(Data listing)
<<<<

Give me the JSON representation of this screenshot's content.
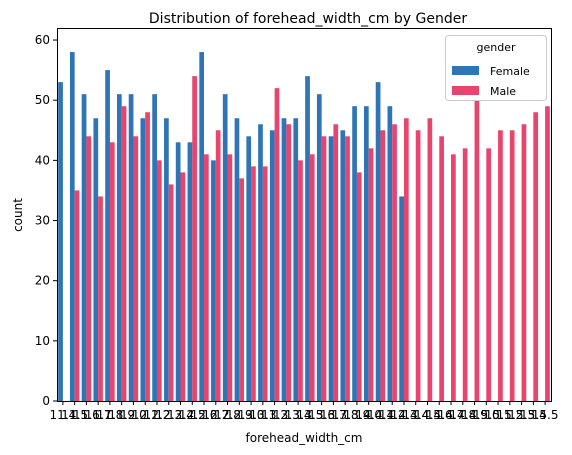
{
  "chart_data": {
    "type": "bar",
    "title": "Distribution of forehead_width_cm by Gender",
    "xlabel": "forehead_width_cm",
    "ylabel": "count",
    "ylim": [
      0,
      62
    ],
    "yticks": [
      0,
      10,
      20,
      30,
      40,
      50,
      60
    ],
    "grid": false,
    "legend_title": "gender",
    "legend_position": "top-right",
    "categories": [
      "11.4",
      "11.5",
      "11.6",
      "11.7",
      "11.8",
      "11.9",
      "12.0",
      "12.1",
      "12.2",
      "12.3",
      "12.4",
      "12.5",
      "12.6",
      "12.7",
      "12.8",
      "12.9",
      "13.0",
      "13.1",
      "13.2",
      "13.3",
      "13.4",
      "13.5",
      "13.6",
      "13.7",
      "13.8",
      "13.9",
      "14.0",
      "14.1",
      "14.2",
      "14.3",
      "14.4",
      "14.5",
      "14.6",
      "14.7",
      "14.8",
      "14.9",
      "15.0",
      "15.1",
      "15.2",
      "15.3",
      "15.4",
      "15.5"
    ],
    "tick_labels": [
      "11.4",
      "11.5",
      "11.6",
      "11.7",
      "11.8",
      "11.9",
      "12.0",
      "12.1",
      "12.2",
      "12.3",
      "12.4",
      "12.5",
      "12.6",
      "12.7",
      "12.8",
      "12.9",
      "13.0",
      "13.1",
      "13.2",
      "13.3",
      "13.4",
      "13.5",
      "13.6",
      "13.7",
      "13.8",
      "13.9",
      "14.0",
      "14.1",
      "14.2",
      "14.3",
      "14.4",
      "14.5",
      "14.6",
      "14.7",
      "14.8",
      "14.9",
      "15.0",
      "15.1",
      "15.2",
      "15.3",
      "15.4",
      "15.5"
    ],
    "series": [
      {
        "name": "Female",
        "color": "#2f74b5",
        "values": [
          53,
          58,
          51,
          47,
          55,
          51,
          51,
          47,
          51,
          47,
          43,
          43,
          58,
          40,
          51,
          47,
          44,
          46,
          45,
          47,
          47,
          54,
          51,
          44,
          45,
          49,
          49,
          53,
          49,
          34,
          null,
          null,
          null,
          null,
          null,
          null,
          null,
          null,
          null,
          null,
          null,
          null
        ]
      },
      {
        "name": "Male",
        "color": "#e8456e",
        "values": [
          null,
          35,
          44,
          34,
          43,
          49,
          44,
          48,
          40,
          36,
          38,
          54,
          41,
          45,
          41,
          37,
          39,
          39,
          52,
          46,
          40,
          41,
          44,
          46,
          44,
          38,
          42,
          45,
          46,
          47,
          45,
          47,
          44,
          41,
          42,
          50,
          42,
          45,
          45,
          46,
          48,
          49
        ]
      }
    ]
  }
}
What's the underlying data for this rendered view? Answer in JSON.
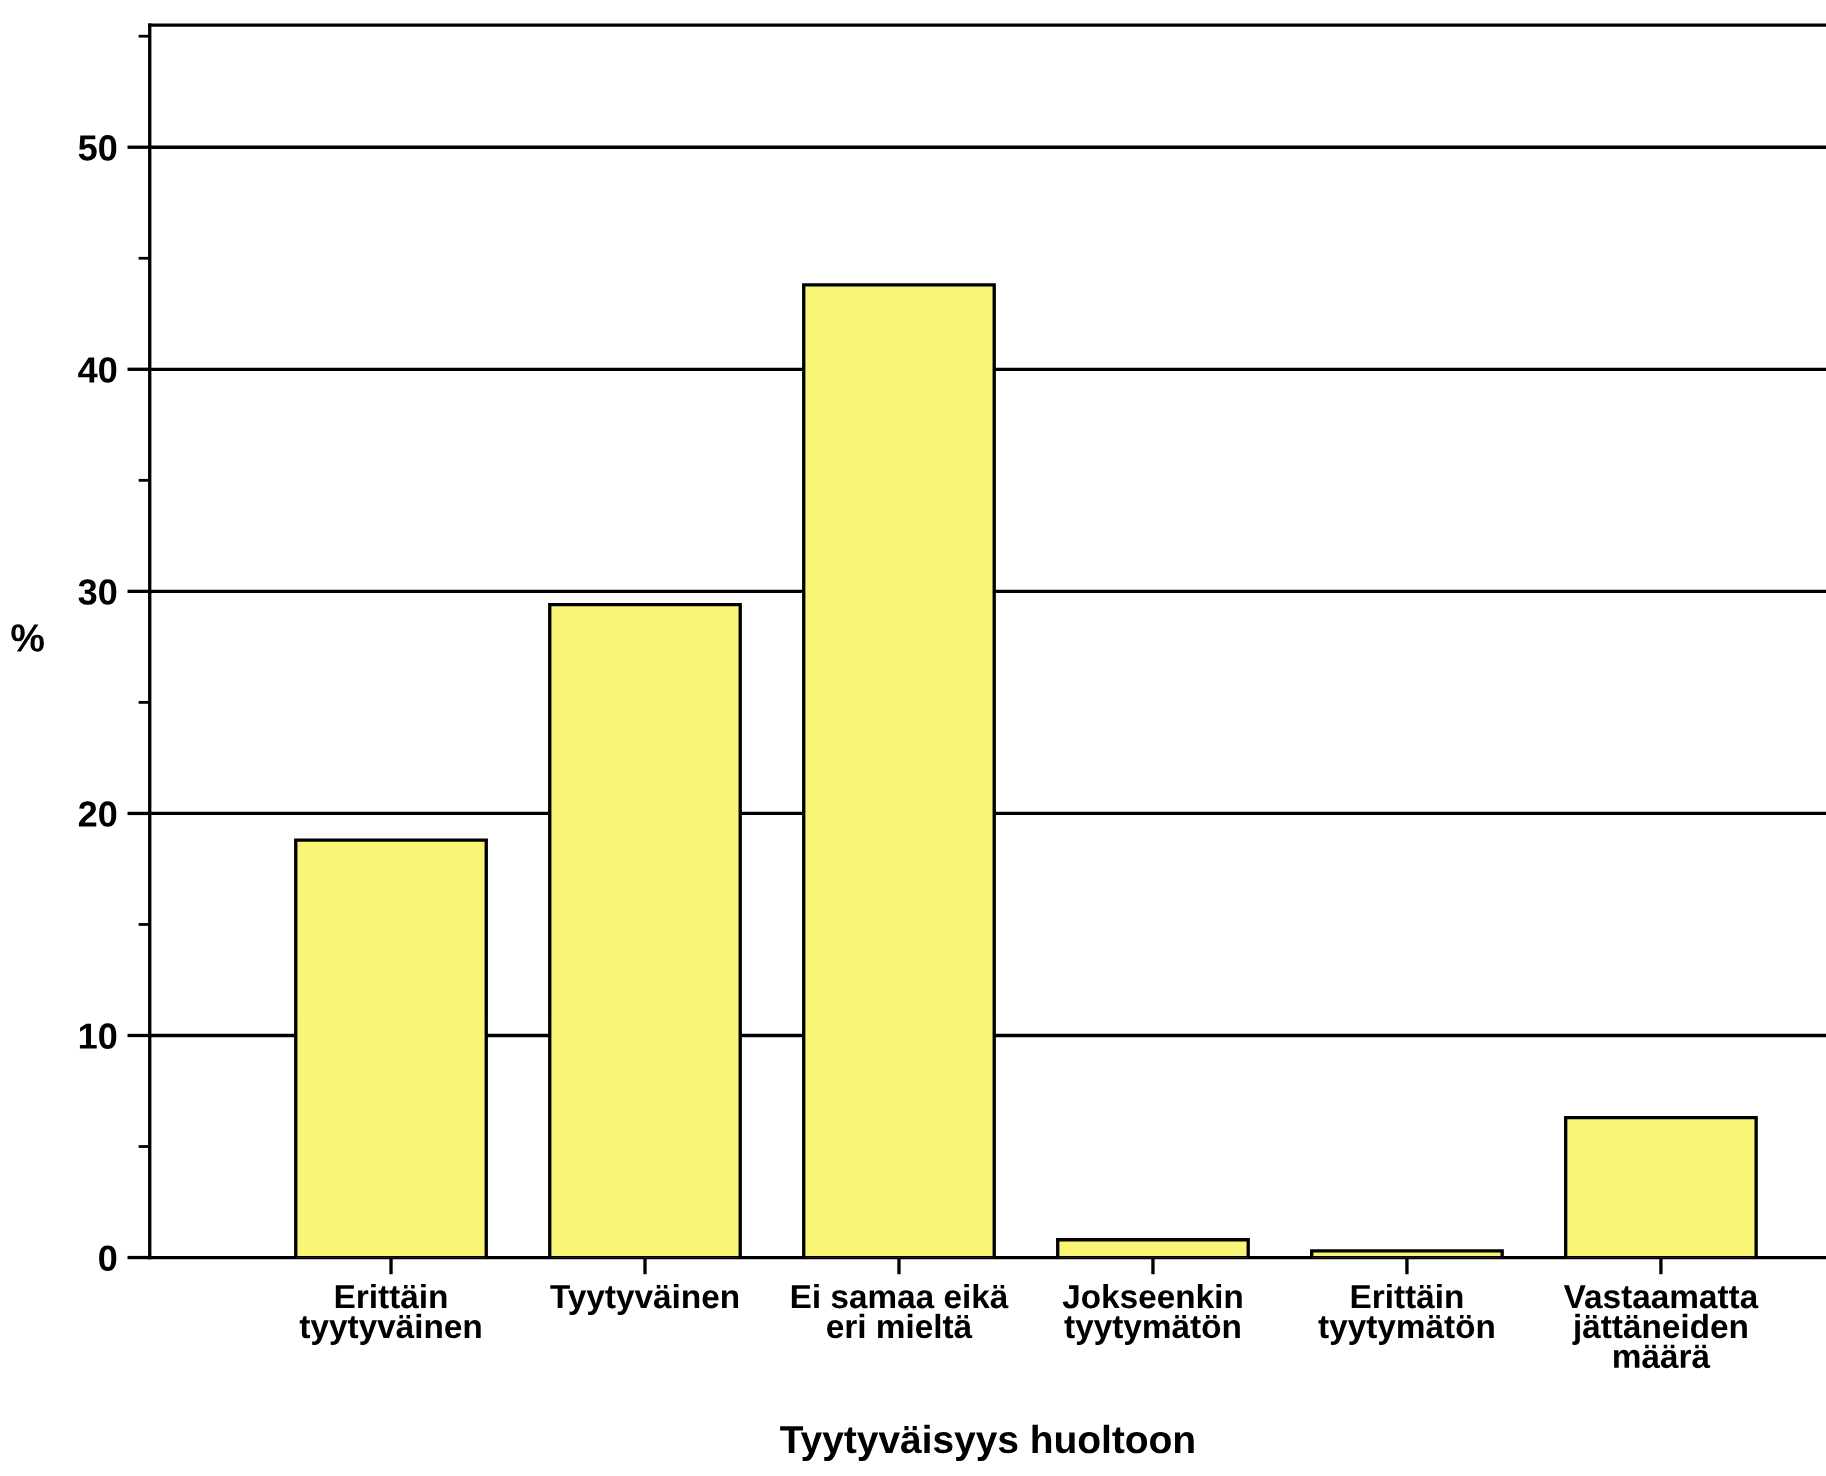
{
  "chart_data": {
    "type": "bar",
    "xlabel": "Tyytyväisyys huoltoon",
    "ylabel": "%",
    "categories": [
      "Erittäin\ntyytyväinen",
      "Tyytyväinen",
      "Ei samaa eikä\neri mieltä",
      "Jokseenkin\ntyytymätön",
      "Erittäin\ntyytymätön",
      "Vastaamatta\njättäneiden\nmäärä"
    ],
    "values": [
      18.8,
      29.4,
      43.8,
      0.8,
      0.3,
      6.3
    ],
    "color": "#f9f677",
    "ylim": [
      0,
      55.5
    ],
    "yticks": [
      0,
      {
        "value": 5,
        "label": null
      },
      10,
      {
        "value": 15,
        "label": null
      },
      20,
      {
        "value": 25,
        "label": null
      },
      30,
      {
        "value": 35,
        "label": null
      },
      40,
      {
        "value": 45,
        "label": null
      },
      50,
      {
        "value": 55,
        "label": null
      }
    ],
    "grid": "y"
  }
}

>>>>

• [Aim of the exercise]:
Please repeat the entries exactly. Do not include the pictures.

• [Full output]:
Give me the JSON representation of this screenshot's content.
{
  "chart_data": {
    "type": "bar",
    "title": "Distribution of forehead_width_cm by Gender",
    "xlabel": "forehead_width_cm",
    "ylabel": "count",
    "ylim": [
      0,
      62
    ],
    "yticks": [
      0,
      10,
      20,
      30,
      40,
      50,
      60
    ],
    "grid": false,
    "legend_title": "gender",
    "legend_position": "top-right",
    "categories": [
      "11.4",
      "11.5",
      "11.6",
      "11.7",
      "11.8",
      "11.9",
      "12.0",
      "12.1",
      "12.2",
      "12.3",
      "12.4",
      "12.5",
      "12.6",
      "12.7",
      "12.8",
      "12.9",
      "13.0",
      "13.1",
      "13.2",
      "13.3",
      "13.4",
      "13.5",
      "13.6",
      "13.7",
      "13.8",
      "13.9",
      "14.0",
      "14.1",
      "14.2",
      "14.3",
      "14.4",
      "14.5",
      "14.6",
      "14.7",
      "14.8",
      "14.9",
      "15.0",
      "15.1",
      "15.2",
      "15.3",
      "15.4",
      "15.5"
    ],
    "tick_labels": [
      "11.4",
      "11.5",
      "11.6",
      "11.7",
      "11.8",
      "11.9",
      "12.0",
      "12.1",
      "12.2",
      "12.3",
      "12.4",
      "12.5",
      "12.6",
      "12.7",
      "12.8",
      "12.9",
      "13.0",
      "13.1",
      "13.2",
      "13.3",
      "13.4",
      "13.5",
      "13.6",
      "13.7",
      "13.8",
      "13.9",
      "14.0",
      "14.1",
      "14.2",
      "14.3",
      "14.4",
      "14.5",
      "14.6",
      "14.7",
      "14.8",
      "14.9",
      "15.0",
      "15.1",
      "15.2",
      "15.3",
      "15.4",
      "15.5"
    ],
    "series": [
      {
        "name": "Female",
        "color": "#2f74b5",
        "values": [
          53,
          58,
          51,
          47,
          55,
          51,
          51,
          47,
          51,
          47,
          43,
          43,
          58,
          40,
          51,
          47,
          44,
          46,
          45,
          47,
          47,
          54,
          51,
          44,
          45,
          49,
          49,
          53,
          49,
          34,
          null,
          null,
          null,
          null,
          null,
          null,
          null,
          null,
          null,
          null,
          null,
          null
        ]
      },
      {
        "name": "Male",
        "color": "#e8456e",
        "values": [
          null,
          35,
          44,
          34,
          43,
          49,
          44,
          48,
          40,
          36,
          38,
          54,
          41,
          45,
          41,
          37,
          39,
          39,
          52,
          46,
          40,
          41,
          44,
          46,
          44,
          38,
          42,
          45,
          46,
          47,
          45,
          47,
          44,
          41,
          42,
          50,
          42,
          45,
          45,
          46,
          48,
          49
        ]
      }
    ]
  }
}
What's the underlying data for this rendered view? Answer in JSON.
{
  "chart_data": {
    "type": "bar",
    "xlabel": "Tyytyväisyys huoltoon",
    "ylabel": "%",
    "categories": [
      "Erittäin\ntyytyväinen",
      "Tyytyväinen",
      "Ei samaa eikä\neri mieltä",
      "Jokseenkin\ntyytymätön",
      "Erittäin\ntyytymätön",
      "Vastaamatta\njättäneiden\nmäärä"
    ],
    "values": [
      18.8,
      29.4,
      43.8,
      0.8,
      0.3,
      6.3
    ],
    "color": "#f9f677",
    "ylim": [
      0,
      55.5
    ],
    "yticks": [
      0,
      {
        "value": 5,
        "label": null
      },
      10,
      {
        "value": 15,
        "label": null
      },
      20,
      {
        "value": 25,
        "label": null
      },
      30,
      {
        "value": 35,
        "label": null
      },
      40,
      {
        "value": 45,
        "label": null
      },
      50,
      {
        "value": 55,
        "label": null
      }
    ],
    "grid": "y"
  }
}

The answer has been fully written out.